● **Problem to work on**
Every line that contains the word "price" should be copied out.
►
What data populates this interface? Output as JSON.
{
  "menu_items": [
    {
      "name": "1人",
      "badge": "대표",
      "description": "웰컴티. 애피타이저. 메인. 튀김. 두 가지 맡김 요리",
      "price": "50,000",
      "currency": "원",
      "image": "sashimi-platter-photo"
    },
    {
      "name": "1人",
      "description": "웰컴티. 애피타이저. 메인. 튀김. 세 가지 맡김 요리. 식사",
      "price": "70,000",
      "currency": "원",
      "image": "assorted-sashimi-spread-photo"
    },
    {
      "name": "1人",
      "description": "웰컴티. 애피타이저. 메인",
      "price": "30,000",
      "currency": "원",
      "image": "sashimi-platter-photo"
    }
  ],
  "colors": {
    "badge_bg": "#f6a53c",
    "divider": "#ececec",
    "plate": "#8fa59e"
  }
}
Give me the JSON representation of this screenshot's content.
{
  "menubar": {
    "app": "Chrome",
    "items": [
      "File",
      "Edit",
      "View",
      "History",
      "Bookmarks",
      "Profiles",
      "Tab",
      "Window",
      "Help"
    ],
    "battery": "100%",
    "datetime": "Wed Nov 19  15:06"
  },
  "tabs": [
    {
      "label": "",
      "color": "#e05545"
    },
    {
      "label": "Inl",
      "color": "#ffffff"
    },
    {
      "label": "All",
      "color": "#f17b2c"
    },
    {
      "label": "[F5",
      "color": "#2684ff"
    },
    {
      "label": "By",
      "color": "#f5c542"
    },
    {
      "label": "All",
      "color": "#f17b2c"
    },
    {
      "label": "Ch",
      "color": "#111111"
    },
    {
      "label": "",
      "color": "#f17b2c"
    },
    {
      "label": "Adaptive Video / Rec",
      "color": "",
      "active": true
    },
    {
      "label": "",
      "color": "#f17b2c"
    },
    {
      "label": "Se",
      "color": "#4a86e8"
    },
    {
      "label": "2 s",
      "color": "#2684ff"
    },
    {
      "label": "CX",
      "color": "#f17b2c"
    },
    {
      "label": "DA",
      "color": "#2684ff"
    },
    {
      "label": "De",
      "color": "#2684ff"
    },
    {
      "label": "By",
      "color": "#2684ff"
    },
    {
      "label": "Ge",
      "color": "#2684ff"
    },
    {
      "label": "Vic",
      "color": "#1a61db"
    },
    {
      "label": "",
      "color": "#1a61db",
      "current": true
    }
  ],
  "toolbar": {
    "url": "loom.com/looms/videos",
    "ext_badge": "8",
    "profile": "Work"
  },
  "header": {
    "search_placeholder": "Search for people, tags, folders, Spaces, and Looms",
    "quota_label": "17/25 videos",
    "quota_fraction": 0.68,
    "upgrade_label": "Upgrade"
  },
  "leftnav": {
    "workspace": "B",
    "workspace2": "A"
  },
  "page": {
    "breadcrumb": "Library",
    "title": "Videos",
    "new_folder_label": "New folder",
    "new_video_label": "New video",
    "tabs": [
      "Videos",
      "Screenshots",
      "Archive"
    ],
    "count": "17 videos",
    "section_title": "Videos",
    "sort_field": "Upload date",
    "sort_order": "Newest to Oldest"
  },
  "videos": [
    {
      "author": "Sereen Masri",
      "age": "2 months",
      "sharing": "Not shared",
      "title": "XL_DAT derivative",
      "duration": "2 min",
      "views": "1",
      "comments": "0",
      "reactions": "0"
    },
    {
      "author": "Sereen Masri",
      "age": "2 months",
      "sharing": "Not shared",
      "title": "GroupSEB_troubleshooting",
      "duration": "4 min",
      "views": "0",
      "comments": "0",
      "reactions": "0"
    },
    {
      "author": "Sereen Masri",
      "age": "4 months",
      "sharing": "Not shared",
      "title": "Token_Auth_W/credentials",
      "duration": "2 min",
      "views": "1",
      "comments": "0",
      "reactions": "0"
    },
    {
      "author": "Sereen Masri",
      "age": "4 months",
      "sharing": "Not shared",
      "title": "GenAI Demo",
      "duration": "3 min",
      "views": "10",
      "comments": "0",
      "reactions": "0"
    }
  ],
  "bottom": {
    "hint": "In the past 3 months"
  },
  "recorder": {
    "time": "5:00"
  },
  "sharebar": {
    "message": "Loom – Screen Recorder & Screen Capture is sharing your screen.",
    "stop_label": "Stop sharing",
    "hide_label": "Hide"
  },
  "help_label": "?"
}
◄
● **Completed task**
      "price": "50,000",
      "price": "70,000",
      "price": "30,000",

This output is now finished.